Work instructions:
Copy every line that holds "median".

Material provided:
= = = = = = =

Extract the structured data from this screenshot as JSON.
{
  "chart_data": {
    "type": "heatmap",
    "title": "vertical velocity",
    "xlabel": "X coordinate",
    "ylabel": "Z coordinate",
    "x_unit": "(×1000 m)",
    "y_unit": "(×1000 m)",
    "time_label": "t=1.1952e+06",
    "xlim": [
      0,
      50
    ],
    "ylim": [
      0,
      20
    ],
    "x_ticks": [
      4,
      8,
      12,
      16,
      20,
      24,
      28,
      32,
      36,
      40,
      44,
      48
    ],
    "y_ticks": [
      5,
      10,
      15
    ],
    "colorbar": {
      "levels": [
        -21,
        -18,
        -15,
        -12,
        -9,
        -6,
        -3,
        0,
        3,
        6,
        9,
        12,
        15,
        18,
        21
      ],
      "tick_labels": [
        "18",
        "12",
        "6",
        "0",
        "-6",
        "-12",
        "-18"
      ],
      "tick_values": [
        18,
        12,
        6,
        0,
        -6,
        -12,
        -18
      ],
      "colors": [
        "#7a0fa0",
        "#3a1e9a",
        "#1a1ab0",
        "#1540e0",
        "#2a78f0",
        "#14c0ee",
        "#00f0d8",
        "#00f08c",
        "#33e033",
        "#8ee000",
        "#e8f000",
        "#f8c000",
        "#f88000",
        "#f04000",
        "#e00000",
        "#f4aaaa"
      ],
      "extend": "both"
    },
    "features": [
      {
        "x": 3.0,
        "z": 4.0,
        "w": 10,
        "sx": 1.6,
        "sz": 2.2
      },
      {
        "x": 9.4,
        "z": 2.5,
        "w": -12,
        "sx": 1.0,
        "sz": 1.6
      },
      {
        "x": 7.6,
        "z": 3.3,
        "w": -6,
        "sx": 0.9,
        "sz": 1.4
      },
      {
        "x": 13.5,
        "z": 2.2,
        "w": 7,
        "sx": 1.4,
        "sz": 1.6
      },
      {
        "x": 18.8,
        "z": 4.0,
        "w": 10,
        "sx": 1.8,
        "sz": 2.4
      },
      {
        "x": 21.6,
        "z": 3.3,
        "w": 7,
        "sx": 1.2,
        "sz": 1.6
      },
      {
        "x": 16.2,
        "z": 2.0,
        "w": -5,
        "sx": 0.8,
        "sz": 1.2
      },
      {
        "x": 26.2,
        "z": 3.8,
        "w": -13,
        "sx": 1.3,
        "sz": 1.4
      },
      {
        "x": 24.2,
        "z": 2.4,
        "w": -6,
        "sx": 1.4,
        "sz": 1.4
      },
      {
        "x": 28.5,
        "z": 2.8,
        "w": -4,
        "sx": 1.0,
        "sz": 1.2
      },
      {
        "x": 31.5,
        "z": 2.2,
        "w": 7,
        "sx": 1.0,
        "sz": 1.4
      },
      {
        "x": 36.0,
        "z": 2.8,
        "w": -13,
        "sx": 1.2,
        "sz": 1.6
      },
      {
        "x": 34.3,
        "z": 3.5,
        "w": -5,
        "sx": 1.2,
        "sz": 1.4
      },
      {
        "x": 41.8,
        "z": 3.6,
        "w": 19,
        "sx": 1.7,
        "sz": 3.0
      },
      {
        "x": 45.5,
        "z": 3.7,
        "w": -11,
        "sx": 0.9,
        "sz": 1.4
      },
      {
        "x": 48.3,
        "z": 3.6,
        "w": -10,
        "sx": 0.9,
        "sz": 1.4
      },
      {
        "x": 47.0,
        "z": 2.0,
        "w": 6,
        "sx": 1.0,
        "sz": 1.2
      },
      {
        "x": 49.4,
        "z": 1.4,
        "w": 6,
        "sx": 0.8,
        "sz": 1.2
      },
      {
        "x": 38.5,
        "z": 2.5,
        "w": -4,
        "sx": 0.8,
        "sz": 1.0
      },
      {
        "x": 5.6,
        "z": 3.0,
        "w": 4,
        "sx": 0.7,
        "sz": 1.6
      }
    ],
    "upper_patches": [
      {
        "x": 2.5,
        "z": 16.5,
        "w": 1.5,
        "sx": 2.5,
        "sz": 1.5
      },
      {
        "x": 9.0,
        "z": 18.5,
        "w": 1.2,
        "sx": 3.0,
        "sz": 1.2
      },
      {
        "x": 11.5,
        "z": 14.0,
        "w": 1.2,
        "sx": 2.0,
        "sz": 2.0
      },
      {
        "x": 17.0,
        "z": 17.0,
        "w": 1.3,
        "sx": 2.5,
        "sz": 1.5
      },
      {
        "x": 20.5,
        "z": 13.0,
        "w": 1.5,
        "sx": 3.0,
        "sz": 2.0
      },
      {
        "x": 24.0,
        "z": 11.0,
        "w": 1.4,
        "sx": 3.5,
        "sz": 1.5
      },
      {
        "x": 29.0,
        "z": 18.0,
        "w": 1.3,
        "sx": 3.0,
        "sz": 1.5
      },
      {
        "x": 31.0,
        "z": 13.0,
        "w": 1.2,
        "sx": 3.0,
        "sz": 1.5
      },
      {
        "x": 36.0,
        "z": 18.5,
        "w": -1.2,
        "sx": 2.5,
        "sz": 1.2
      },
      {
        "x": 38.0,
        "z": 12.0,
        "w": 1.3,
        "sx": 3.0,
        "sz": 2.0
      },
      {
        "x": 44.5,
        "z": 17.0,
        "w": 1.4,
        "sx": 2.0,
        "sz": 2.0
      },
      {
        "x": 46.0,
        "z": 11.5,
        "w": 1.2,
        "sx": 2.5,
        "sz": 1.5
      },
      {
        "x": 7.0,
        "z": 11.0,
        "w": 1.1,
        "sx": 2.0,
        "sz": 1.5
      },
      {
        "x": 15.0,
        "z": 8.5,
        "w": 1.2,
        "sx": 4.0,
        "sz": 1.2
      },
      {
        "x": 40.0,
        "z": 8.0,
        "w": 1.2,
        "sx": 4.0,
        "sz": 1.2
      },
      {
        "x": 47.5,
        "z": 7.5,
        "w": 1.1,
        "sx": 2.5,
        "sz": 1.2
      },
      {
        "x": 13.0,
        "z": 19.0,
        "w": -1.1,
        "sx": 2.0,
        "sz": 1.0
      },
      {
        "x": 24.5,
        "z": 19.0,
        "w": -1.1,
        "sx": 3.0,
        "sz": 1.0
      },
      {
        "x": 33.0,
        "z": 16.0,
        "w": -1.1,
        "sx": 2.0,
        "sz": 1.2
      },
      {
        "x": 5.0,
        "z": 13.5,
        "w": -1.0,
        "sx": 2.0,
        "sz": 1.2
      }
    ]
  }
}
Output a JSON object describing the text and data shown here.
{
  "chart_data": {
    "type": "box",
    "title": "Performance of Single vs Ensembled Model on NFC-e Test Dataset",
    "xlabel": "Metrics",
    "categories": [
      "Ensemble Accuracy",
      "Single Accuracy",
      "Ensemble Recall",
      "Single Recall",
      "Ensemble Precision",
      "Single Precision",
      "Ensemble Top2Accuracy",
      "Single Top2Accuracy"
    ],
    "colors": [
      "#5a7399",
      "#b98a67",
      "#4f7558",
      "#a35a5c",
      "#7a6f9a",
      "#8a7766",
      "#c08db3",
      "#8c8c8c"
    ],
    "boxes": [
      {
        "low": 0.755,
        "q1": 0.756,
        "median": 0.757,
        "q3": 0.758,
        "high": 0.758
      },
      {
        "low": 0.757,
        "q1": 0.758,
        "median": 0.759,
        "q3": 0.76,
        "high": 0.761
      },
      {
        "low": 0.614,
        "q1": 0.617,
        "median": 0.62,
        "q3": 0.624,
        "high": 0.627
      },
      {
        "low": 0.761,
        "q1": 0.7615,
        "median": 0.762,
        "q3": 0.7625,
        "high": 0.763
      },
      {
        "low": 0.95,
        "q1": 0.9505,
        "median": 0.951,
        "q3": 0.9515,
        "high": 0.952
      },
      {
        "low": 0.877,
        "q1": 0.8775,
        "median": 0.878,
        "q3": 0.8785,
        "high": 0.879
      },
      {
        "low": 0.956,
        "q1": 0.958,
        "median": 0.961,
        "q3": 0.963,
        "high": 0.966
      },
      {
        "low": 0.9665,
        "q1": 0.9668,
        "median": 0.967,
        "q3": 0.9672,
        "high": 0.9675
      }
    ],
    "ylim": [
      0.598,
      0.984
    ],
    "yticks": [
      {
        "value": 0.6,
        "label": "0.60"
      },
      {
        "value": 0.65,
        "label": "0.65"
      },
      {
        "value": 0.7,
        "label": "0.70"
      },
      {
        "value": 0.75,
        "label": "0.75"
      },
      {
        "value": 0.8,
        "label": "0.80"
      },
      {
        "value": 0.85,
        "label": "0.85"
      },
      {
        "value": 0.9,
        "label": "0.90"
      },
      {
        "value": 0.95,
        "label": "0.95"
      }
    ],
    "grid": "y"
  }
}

= = = = = = =

Completed task:
        "median": 0.757,
        "median": 0.759,
        "median": 0.62,
        "median": 0.762,
        "median": 0.951,
        "median": 0.878,
        "median": 0.961,
        "median": 0.967,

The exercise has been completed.